* [WHAT TO DO]: Extract all lines in the data that contain the word "svazu".

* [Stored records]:
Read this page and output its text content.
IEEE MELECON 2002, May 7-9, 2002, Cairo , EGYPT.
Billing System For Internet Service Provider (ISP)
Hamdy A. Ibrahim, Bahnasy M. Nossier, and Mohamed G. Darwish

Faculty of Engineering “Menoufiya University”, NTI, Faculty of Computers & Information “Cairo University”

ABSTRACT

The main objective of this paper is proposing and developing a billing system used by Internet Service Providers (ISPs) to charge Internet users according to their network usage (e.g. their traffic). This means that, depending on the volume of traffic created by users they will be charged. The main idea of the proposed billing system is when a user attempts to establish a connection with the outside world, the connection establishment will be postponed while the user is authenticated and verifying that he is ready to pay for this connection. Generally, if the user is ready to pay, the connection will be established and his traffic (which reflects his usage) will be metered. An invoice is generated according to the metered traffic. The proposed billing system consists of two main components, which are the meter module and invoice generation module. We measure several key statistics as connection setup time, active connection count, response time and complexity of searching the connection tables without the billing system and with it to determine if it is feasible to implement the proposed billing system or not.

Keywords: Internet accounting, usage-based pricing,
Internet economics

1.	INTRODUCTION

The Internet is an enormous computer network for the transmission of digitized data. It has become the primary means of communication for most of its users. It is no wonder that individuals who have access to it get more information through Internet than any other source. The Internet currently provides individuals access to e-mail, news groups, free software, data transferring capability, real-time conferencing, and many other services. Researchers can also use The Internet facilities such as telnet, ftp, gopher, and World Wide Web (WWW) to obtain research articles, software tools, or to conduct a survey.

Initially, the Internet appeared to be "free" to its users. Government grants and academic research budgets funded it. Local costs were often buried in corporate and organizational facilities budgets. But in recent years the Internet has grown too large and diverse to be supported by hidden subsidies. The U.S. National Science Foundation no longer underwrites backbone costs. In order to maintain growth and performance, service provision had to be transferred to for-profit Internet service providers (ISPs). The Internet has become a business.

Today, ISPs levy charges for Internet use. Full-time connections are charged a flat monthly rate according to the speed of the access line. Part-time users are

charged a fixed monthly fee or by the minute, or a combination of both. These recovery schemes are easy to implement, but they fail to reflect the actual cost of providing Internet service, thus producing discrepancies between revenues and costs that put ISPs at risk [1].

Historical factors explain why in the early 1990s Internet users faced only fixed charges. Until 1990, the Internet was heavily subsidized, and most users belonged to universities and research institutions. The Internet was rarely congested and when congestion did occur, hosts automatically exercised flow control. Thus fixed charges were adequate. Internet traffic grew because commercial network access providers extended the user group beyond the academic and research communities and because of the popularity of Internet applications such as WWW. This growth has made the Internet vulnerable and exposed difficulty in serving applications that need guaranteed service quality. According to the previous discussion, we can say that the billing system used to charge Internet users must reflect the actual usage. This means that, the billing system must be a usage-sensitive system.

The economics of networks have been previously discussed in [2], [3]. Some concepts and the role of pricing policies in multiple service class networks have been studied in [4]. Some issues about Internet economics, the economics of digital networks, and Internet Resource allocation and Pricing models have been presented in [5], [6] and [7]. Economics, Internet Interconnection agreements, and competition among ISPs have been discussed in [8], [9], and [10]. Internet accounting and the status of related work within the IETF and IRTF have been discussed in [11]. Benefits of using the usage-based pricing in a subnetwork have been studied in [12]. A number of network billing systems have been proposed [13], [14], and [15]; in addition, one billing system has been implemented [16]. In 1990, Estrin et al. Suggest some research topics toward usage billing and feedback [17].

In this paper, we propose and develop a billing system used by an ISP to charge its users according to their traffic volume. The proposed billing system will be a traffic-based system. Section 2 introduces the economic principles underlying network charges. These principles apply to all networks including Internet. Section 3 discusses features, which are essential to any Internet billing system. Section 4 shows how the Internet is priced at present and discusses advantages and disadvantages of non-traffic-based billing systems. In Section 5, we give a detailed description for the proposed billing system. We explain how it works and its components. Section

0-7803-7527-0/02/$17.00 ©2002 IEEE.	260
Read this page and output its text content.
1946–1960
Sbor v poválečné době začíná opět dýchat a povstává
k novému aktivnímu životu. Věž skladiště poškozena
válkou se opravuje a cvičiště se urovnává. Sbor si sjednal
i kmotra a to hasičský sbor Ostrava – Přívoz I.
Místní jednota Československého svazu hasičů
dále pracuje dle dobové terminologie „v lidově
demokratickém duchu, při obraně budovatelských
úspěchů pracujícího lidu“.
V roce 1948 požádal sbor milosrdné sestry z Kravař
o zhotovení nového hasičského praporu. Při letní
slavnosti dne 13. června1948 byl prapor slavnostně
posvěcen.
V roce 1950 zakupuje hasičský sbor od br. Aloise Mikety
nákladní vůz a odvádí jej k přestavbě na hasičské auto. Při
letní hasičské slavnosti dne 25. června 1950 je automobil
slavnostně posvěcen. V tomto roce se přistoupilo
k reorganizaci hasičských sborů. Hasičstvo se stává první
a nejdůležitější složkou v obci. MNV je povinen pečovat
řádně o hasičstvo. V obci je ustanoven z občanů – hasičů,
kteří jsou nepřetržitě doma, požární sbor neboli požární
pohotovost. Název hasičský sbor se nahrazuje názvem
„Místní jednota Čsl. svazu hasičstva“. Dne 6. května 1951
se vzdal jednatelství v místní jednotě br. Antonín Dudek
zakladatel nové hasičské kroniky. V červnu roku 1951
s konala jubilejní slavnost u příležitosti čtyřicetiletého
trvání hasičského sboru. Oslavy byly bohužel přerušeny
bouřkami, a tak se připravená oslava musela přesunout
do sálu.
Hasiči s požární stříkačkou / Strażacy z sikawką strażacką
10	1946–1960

...

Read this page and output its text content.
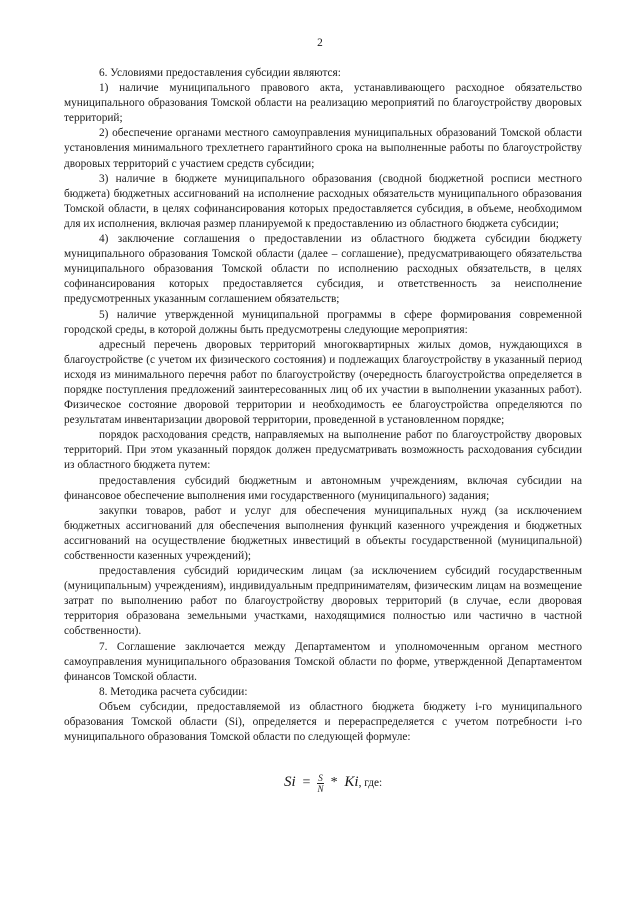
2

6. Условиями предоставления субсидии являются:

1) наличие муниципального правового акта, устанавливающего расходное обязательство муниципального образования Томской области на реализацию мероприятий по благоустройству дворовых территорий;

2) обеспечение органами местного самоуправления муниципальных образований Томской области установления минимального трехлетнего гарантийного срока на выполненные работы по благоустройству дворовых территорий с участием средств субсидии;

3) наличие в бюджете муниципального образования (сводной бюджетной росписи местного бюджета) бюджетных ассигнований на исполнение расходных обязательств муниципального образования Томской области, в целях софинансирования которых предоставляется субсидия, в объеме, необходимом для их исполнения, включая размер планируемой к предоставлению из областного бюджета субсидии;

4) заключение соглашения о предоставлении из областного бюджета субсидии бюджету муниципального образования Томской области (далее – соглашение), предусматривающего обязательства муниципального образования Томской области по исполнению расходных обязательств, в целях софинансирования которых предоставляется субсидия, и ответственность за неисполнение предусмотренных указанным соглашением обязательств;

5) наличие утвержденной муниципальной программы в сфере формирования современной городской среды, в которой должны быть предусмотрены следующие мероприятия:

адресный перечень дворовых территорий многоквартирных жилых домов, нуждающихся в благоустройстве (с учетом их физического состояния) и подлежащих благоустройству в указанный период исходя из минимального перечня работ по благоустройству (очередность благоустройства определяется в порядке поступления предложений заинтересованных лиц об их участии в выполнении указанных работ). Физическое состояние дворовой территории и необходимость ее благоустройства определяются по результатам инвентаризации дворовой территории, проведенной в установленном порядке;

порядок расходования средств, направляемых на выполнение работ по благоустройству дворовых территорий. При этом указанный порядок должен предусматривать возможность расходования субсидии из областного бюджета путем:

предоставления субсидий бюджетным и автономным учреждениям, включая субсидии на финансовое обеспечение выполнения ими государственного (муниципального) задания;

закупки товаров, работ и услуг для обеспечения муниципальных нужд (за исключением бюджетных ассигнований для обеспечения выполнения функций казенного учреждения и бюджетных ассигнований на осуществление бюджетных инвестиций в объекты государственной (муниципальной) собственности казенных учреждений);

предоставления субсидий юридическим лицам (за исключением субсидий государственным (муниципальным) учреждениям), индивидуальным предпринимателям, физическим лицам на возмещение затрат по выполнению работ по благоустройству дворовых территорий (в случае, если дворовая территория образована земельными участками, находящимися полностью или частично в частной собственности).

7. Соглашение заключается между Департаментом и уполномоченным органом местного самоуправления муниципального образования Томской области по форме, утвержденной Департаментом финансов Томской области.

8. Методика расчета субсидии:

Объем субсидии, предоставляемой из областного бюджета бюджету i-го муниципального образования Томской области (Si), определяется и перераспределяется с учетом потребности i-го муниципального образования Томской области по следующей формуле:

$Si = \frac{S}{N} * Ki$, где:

* [EXPECTED OUTPUT]:
Místní jednota Československého svazu hasičů
„Místní jednota Čsl. svazu hasičstva“. Dne 6. května 1951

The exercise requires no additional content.